◆ What to produce:
In your transcription, keep every record exact and leave out the pictures.
--- Records for the exercise ---
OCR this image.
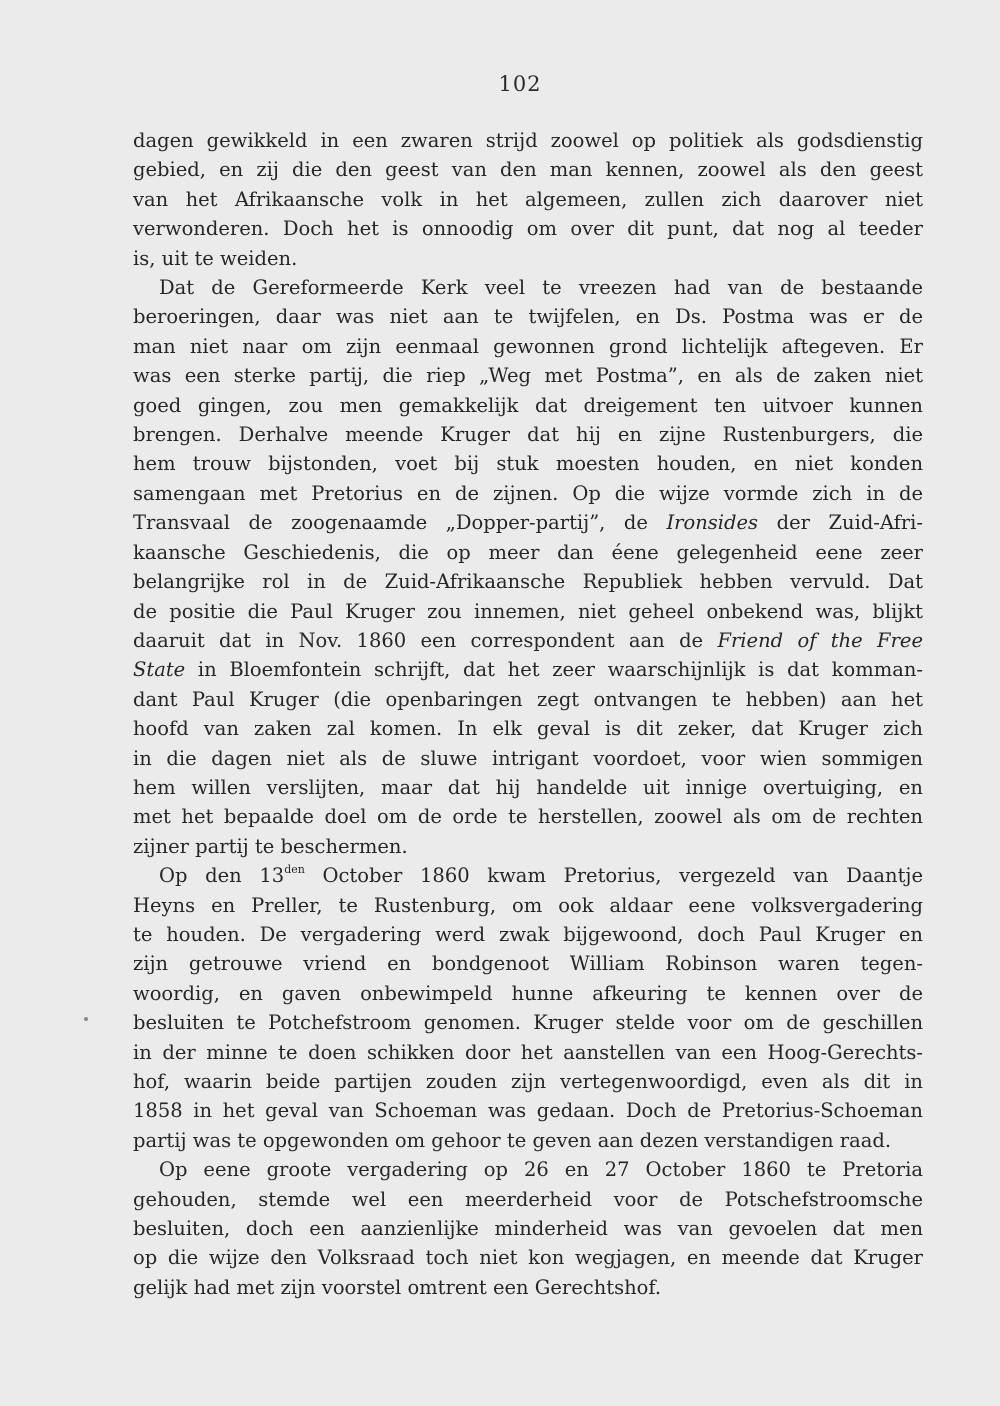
102

dagen gewikkeld in een zwaren strijd zoowel op politiek als godsdienstig
gebied, en zij die den geest van den man kennen, zoowel als den geest
van het Afrikaansche volk in het algemeen, zullen zich daarover niet
verwonderen. Doch het is onnoodig om over dit punt, dat nog al teeder
is, uit te weiden.

Dat de Gereformeerde Kerk veel te vreezen had van de bestaande
beroeringen, daar was niet aan te twijfelen, en Ds. Postma was er de
man niet naar om zijn eenmaal gewonnen grond lichtelijk aftegeven. Er
was een sterke partij, die riep „Weg met Postma”, en als de zaken niet
goed gingen, zou men gemakkelijk dat dreigement ten uitvoer kunnen
brengen. Derhalve meende Kruger dat hij en zijne Rustenburgers, die
hem trouw bijstonden, voet bij stuk moesten houden, en niet konden
samengaan met Pretorius en de zijnen. Op die wijze vormde zich in de
Transvaal de zoogenaamde „Dopper-partij”, de Ironsides der Zuid-Afri-
kaansche Geschiedenis, die op meer dan éene gelegenheid eene zeer
belangrijke rol in de Zuid-Afrikaansche Republiek hebben vervuld. Dat
de positie die Paul Kruger zou innemen, niet geheel onbekend was, blijkt
daaruit dat in Nov. 1860 een correspondent aan de Friend of the Free
State in Bloemfontein schrijft, dat het zeer waarschijnlijk is dat komman-
dant Paul Kruger (die openbaringen zegt ontvangen te hebben) aan het
hoofd van zaken zal komen. In elk geval is dit zeker, dat Kruger zich
in die dagen niet als de sluwe intrigant voordoet, voor wien sommigen
hem willen verslijten, maar dat hij handelde uit innige overtuiging, en
met het bepaalde doel om de orde te herstellen, zoowel als om de rechten
zijner partij te beschermen.

Op den $13^{den}$ October 1860 kwam Pretorius, vergezeld van Daantje
Heyns en Preller, te Rustenburg, om ook aldaar eene volksvergadering
te houden. De vergadering werd zwak bijgewoond, doch Paul Kruger en
zijn getrouwe vriend en bondgenoot William Robinson waren tegen-
woordig, en gaven onbewimpeld hunne afkeuring te kennen over de
besluiten te Potchefstroom genomen. Kruger stelde voor om de geschillen
in der minne te doen schikken door het aanstellen van een Hoog-Gerechts-
hof, waarin beide partijen zouden zijn vertegenwoordigd, even als dit in
1858 in het geval van Schoeman was gedaan. Doch de Pretorius-Schoeman
partij was te opgewonden om gehoor te geven aan dezen verstandigen raad.

Op eene groote vergadering op 26 en 27 October 1860 te Pretoria
gehouden, stemde wel een meerderheid voor de Potschefstroomsche
besluiten, doch een aanzienlijke minderheid was van gevoelen dat men
op die wijze den Volksraad toch niet kon wegjagen, en meende dat Kruger
gelijk had met zijn voorstel omtrent een Gerechtshof.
---
◆ Completed task:
OCR this image.
102

dagen gewikkeld in een zwaren strijd zoowel op politiek als godsdienstig
gebied, en zij die den geest van den man kennen, zoowel als den geest
van het Afrikaansche volk in het algemeen, zullen zich daarover niet
verwonderen. Doch het is onnoodig om over dit punt, dat nog al teeder
is, uit te weiden.

Dat de Gereformeerde Kerk veel te vreezen had van de bestaande
beroeringen, daar was niet aan te twijfelen, en Ds. Postma was er de
man niet naar om zijn eenmaal gewonnen grond lichtelijk aftegeven. Er
was een sterke partij, die riep „Weg met Postma”, en als de zaken niet
goed gingen, zou men gemakkelijk dat dreigement ten uitvoer kunnen
brengen. Derhalve meende Kruger dat hij en zijne Rustenburgers, die
hem trouw bijstonden, voet bij stuk moesten houden, en niet konden
samengaan met Pretorius en de zijnen. Op die wijze vormde zich in de
Transvaal de zoogenaamde „Dopper-partij”, de Ironsides der Zuid-Afri-
kaansche Geschiedenis, die op meer dan éene gelegenheid eene zeer
belangrijke rol in de Zuid-Afrikaansche Republiek hebben vervuld. Dat
de positie die Paul Kruger zou innemen, niet geheel onbekend was, blijkt
daaruit dat in Nov. 1860 een correspondent aan de Friend of the Free
State in Bloemfontein schrijft, dat het zeer waarschijnlijk is dat komman-
dant Paul Kruger (die openbaringen zegt ontvangen te hebben) aan het
hoofd van zaken zal komen. In elk geval is dit zeker, dat Kruger zich
in die dagen niet als de sluwe intrigant voordoet, voor wien sommigen
hem willen verslijten, maar dat hij handelde uit innige overtuiging, en
met het bepaalde doel om de orde te herstellen, zoowel als om de rechten
zijner partij te beschermen.

Op den $13^{den}$ October 1860 kwam Pretorius, vergezeld van Daantje
Heyns en Preller, te Rustenburg, om ook aldaar eene volksvergadering
te houden. De vergadering werd zwak bijgewoond, doch Paul Kruger en
zijn getrouwe vriend en bondgenoot William Robinson waren tegen-
woordig, en gaven onbewimpeld hunne afkeuring te kennen over de
besluiten te Potchefstroom genomen. Kruger stelde voor om de geschillen
in der minne te doen schikken door het aanstellen van een Hoog-Gerechts-
hof, waarin beide partijen zouden zijn vertegenwoordigd, even als dit in
1858 in het geval van Schoeman was gedaan. Doch de Pretorius-Schoeman
partij was te opgewonden om gehoor te geven aan dezen verstandigen raad.

Op eene groote vergadering op 26 en 27 October 1860 te Pretoria
gehouden, stemde wel een meerderheid voor de Potschefstroomsche
besluiten, doch een aanzienlijke minderheid was van gevoelen dat men
op die wijze den Volksraad toch niet kon wegjagen, en meende dat Kruger
gelijk had met zijn voorstel omtrent een Gerechtshof.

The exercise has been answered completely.